*Task details*: In the following material, identify every line holding the string "PROGRAM" and return it.
________________
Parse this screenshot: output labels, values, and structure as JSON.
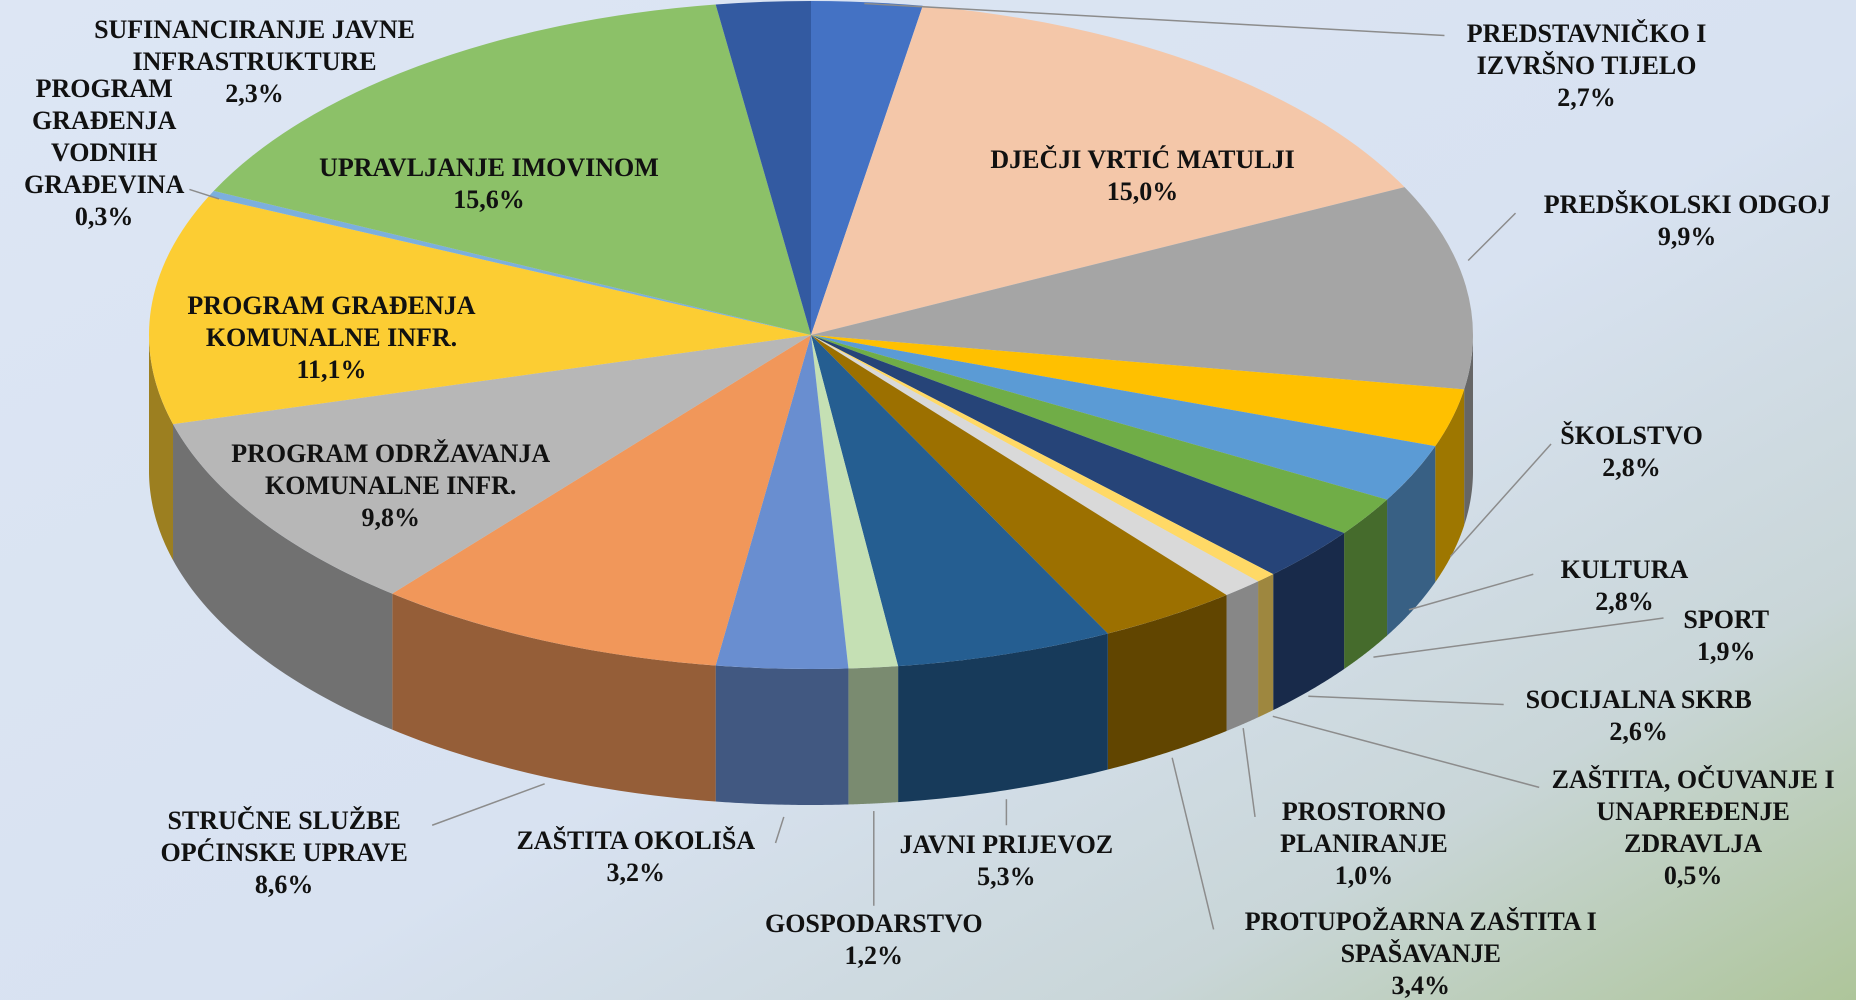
{
  "chart_data": {
    "type": "pie",
    "categories": [
      "PREDSTAVNIČKO I IZVRŠNO TIJELO",
      "DJEČJI VRTIĆ MATULJI",
      "PREDŠKOLSKI ODGOJ",
      "ŠKOLSTVO",
      "KULTURA",
      "SPORT",
      "SOCIJALNA SKRB",
      "ZAŠTITA, OČUVANJE I UNAPREĐENJE ZDRAVLJA",
      "PROSTORNO PLANIRANJE",
      "PROTUPOŽARNA ZAŠTITA I SPAŠAVANJE",
      "JAVNI PRIJEVOZ",
      "GOSPODARSTVO",
      "ZAŠTITA OKOLIŠA",
      "STRUČNE SLUŽBE OPĆINSKE UPRAVE",
      "PROGRAM ODRŽAVANJA KOMUNALNE INFR.",
      "PROGRAM GRAĐENJA KOMUNALNE INFR.",
      "PROGRAM GRAĐENJA VODNIH GRAĐEVINA",
      "UPRAVLJANJE IMOVINOM",
      "SUFINANCIRANJE JAVNE INFRASTRUKTURE"
    ],
    "values": [
      2.7,
      15.0,
      9.9,
      2.8,
      2.8,
      1.9,
      2.6,
      0.5,
      1.0,
      3.4,
      5.3,
      1.2,
      3.2,
      8.6,
      9.8,
      11.1,
      0.3,
      15.6,
      2.3
    ],
    "value_labels": [
      "2,7%",
      "15,0%",
      "9,9%",
      "2,8%",
      "2,8%",
      "1,9%",
      "2,6%",
      "0,5%",
      "1,0%",
      "3,4%",
      "5,3%",
      "1,2%",
      "3,2%",
      "8,6%",
      "9,8%",
      "11,1%",
      "0,3%",
      "15,6%",
      "2,3%"
    ],
    "colors": [
      "#4472c4",
      "#f4c7a9",
      "#a5a5a5",
      "#ffc000",
      "#5b9bd5",
      "#70ad47",
      "#264478",
      "#ffd966",
      "#d9d9d9",
      "#9c7000",
      "#255e91",
      "#c5e0b4",
      "#698ed0",
      "#f1975a",
      "#b7b7b7",
      "#fccd33",
      "#7cafdd",
      "#8cc168",
      "#335aa1"
    ]
  }
}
________________
*Reply*:
      "PROGRAM ODRŽAVANJA KOMUNALNE INFR.",
      "PROGRAM GRAĐENJA KOMUNALNE INFR.",
      "PROGRAM GRAĐENJA VODNIH GRAĐEVINA",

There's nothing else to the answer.